== DATA FOR THIS TASK ==
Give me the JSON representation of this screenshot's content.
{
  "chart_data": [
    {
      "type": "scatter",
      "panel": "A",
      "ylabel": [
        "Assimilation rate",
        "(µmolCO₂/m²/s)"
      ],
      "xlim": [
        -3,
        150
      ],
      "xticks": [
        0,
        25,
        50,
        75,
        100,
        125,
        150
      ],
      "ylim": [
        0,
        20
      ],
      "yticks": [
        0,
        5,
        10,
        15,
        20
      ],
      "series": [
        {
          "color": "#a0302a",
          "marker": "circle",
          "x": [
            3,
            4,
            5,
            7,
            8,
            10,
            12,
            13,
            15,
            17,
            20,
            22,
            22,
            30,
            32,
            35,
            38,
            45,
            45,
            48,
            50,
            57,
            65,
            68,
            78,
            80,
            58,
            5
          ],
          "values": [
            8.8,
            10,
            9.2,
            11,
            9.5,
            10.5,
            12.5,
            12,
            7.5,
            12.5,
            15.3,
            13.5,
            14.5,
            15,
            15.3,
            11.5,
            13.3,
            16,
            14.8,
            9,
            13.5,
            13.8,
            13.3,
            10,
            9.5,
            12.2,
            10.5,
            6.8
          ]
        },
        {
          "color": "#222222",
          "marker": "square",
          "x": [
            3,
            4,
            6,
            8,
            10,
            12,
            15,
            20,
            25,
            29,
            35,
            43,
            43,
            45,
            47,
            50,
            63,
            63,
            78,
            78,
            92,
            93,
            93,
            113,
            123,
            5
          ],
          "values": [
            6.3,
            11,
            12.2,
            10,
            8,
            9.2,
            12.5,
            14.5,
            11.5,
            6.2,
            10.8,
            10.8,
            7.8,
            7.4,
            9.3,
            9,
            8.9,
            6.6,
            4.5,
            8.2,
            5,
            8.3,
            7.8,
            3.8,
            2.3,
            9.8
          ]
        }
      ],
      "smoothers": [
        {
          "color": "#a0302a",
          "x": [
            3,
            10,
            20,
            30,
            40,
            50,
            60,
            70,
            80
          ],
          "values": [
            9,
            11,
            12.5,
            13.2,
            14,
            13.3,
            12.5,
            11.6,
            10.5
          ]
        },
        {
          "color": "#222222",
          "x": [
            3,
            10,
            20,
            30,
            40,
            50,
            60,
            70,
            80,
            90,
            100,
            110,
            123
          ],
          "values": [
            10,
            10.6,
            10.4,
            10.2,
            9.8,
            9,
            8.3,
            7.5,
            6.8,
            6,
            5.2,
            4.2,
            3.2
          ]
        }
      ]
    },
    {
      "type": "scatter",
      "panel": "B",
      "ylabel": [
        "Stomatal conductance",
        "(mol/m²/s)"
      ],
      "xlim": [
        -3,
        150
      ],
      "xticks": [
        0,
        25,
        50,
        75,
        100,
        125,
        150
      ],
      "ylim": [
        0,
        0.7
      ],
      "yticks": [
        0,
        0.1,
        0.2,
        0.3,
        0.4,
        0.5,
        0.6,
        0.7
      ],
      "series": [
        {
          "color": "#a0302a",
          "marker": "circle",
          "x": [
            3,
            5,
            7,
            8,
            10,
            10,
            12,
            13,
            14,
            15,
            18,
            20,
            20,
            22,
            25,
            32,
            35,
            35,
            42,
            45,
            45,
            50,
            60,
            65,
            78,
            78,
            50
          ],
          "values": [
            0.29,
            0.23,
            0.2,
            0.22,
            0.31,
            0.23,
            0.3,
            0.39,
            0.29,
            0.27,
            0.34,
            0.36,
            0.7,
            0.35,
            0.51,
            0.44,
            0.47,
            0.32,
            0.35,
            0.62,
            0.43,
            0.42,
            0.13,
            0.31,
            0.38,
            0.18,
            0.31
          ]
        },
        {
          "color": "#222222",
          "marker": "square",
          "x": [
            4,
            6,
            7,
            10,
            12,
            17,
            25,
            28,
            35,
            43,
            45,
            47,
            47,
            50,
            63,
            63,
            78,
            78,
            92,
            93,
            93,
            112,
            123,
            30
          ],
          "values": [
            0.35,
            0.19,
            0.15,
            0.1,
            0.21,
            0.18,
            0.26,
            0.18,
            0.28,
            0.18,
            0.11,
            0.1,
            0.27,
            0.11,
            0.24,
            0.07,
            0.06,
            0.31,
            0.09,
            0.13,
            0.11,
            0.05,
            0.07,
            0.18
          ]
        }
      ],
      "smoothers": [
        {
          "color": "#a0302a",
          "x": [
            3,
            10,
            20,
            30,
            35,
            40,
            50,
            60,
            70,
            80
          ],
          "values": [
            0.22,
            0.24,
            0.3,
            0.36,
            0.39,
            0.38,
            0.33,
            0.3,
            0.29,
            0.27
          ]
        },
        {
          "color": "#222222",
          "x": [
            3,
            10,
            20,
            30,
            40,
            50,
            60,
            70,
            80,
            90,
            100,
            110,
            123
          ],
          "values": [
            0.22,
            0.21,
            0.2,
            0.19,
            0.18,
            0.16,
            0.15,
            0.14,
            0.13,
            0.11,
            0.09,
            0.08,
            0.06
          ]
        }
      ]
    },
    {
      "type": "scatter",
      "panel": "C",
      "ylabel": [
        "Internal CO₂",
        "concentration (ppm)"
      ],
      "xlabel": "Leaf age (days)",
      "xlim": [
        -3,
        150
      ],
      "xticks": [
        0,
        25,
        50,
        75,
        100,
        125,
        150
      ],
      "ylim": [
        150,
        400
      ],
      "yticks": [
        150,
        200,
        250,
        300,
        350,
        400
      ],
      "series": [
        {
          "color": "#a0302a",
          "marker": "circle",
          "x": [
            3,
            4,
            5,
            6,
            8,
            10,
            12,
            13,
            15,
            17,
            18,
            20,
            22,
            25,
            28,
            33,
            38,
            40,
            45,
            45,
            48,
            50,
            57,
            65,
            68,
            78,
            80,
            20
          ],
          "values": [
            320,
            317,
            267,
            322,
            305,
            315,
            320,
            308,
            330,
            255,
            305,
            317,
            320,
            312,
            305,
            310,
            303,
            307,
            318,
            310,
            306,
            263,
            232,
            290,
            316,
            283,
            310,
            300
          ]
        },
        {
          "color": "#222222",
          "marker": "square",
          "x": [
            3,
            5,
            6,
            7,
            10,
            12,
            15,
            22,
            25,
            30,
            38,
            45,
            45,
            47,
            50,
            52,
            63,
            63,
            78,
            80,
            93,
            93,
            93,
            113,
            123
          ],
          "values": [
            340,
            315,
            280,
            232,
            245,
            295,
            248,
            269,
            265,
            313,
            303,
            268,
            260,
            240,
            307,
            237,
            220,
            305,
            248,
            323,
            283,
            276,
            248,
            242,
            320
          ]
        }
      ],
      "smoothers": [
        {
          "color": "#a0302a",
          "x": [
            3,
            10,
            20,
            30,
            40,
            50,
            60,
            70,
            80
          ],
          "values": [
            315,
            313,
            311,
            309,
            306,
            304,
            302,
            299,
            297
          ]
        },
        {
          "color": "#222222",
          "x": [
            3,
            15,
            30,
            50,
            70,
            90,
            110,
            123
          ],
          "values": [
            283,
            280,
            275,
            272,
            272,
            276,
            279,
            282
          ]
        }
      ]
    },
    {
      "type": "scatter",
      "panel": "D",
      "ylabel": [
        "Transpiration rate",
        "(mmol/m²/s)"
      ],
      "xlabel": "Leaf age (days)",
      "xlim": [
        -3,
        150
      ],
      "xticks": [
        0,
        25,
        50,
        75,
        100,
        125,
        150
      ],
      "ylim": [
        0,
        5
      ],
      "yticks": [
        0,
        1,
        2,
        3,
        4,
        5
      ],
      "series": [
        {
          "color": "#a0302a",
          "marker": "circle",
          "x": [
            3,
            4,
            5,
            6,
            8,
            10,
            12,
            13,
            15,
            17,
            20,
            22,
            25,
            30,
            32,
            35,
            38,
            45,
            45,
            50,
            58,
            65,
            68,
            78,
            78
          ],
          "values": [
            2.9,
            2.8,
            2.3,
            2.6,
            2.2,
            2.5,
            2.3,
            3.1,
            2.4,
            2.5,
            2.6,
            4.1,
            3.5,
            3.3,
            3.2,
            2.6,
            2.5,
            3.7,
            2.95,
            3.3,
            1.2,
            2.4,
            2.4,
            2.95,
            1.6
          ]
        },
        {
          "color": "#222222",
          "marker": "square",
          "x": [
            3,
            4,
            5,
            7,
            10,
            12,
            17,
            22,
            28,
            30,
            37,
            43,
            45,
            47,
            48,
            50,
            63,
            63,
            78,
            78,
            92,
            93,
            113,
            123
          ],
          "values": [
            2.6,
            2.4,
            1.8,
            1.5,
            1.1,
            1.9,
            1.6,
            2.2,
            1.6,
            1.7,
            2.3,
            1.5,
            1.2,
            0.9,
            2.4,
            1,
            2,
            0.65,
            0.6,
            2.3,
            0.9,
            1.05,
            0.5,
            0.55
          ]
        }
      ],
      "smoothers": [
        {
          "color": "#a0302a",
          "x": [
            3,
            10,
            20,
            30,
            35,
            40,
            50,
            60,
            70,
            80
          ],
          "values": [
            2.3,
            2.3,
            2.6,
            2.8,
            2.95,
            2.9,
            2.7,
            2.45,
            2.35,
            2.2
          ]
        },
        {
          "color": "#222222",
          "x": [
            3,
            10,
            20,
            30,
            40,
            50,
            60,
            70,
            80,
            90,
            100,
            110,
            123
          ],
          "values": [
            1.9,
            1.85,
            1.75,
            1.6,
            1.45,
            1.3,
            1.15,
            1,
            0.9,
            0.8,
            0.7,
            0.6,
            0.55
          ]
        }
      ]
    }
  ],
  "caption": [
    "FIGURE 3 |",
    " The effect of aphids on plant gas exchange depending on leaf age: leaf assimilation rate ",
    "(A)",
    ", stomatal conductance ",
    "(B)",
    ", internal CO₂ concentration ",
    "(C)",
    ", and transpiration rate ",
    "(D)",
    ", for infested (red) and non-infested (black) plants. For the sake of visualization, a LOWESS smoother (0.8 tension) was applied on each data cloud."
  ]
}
===
- _AIM_
Search the entries for the word "rate" and gather every line where it appears.

- _COMPLETE OUTPUT_
        "Assimilation rate",
        "Transpiration rate",
    " The effect of aphids on plant gas exchange depending on leaf age: leaf assimilation rate ",
    ", and transpiration rate ",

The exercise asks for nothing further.